Your goal:
Look through the data below. Pick out the lines holding the string "Baloise".
— begin Task material —
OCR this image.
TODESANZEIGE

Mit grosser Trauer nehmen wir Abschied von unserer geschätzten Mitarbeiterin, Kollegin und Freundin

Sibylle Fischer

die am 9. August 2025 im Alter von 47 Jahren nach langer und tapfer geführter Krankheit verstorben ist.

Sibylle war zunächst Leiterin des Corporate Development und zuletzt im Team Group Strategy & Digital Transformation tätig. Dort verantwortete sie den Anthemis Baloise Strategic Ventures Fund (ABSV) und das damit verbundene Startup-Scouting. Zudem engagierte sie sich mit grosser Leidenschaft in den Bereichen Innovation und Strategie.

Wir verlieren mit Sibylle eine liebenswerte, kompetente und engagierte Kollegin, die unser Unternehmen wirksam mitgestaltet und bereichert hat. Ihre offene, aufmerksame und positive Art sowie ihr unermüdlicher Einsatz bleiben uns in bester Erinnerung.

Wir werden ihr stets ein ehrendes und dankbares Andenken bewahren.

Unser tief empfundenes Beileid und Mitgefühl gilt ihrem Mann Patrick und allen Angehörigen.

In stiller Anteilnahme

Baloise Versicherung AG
— end Task material —
— begin Task material —
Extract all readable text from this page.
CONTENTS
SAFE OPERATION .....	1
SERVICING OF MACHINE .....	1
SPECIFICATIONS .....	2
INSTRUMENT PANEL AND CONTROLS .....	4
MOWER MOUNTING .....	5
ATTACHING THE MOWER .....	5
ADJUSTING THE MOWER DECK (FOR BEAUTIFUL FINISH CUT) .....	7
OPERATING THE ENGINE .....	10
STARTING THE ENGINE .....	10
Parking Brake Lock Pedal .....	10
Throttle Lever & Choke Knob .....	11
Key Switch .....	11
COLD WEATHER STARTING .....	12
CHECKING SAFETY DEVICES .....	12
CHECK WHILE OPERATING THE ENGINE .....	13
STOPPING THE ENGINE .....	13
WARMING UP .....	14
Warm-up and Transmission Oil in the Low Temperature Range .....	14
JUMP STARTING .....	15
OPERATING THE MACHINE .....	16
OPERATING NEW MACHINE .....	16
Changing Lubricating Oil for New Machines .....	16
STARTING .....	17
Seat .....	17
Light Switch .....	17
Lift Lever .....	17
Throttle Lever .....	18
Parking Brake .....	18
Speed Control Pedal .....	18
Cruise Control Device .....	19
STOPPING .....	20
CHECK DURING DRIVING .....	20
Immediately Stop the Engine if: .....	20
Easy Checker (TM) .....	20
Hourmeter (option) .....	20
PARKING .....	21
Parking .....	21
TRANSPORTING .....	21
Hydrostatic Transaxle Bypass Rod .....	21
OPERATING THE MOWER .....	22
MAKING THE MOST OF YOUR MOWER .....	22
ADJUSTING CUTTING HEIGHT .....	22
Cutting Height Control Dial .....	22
— end Task material —
Response to this exercise:
Sibylle war zunächst Leiterin des Corporate Development und zuletzt im Team Group Strategy & Digital Transformation tätig. Dort verantwortete sie den Anthemis Baloise Strategic Ventures Fund (ABSV) und das damit verbundene Startup-Scouting. Zudem engagierte sie sich mit grosser Leidenschaft in den Bereichen Innovation und Strategie.
Baloise Versicherung AG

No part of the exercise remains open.